▸ **INSTRUCTIONS TO FOLLOW**
Copy whichever lines contain the string "with".

[Items from a figure collection]
━━━━━━

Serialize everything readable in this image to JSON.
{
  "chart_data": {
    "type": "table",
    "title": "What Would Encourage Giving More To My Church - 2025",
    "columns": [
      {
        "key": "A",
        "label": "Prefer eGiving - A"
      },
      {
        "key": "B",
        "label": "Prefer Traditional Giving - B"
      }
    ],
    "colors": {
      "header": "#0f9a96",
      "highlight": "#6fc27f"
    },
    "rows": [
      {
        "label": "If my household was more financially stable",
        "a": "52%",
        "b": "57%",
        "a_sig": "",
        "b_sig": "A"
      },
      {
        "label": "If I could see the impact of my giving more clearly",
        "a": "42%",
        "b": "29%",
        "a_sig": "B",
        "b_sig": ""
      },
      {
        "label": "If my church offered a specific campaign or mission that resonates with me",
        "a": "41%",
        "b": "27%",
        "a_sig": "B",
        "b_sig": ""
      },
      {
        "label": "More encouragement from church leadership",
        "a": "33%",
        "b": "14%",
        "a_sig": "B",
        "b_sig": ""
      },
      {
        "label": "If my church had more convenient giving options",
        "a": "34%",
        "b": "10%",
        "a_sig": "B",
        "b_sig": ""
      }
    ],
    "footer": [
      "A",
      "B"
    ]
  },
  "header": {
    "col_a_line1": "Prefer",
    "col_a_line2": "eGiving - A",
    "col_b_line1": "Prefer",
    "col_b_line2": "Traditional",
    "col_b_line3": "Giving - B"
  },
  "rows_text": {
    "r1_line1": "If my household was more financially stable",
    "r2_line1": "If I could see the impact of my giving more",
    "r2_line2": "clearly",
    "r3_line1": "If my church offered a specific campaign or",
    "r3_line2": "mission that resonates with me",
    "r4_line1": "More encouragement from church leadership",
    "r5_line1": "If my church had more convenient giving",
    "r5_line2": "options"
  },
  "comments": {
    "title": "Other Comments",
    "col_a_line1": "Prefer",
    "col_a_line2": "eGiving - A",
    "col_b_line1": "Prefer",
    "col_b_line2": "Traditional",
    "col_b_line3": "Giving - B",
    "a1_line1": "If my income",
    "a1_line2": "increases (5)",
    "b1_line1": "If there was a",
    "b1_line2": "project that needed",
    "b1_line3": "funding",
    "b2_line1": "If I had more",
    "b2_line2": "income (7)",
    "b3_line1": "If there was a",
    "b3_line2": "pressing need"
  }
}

━━━━━━

▸ **COMPLETED EXERCISE**
        "label": "If my church offered a specific campaign or mission that resonates with me",
    "r3_line2": "mission that resonates with me",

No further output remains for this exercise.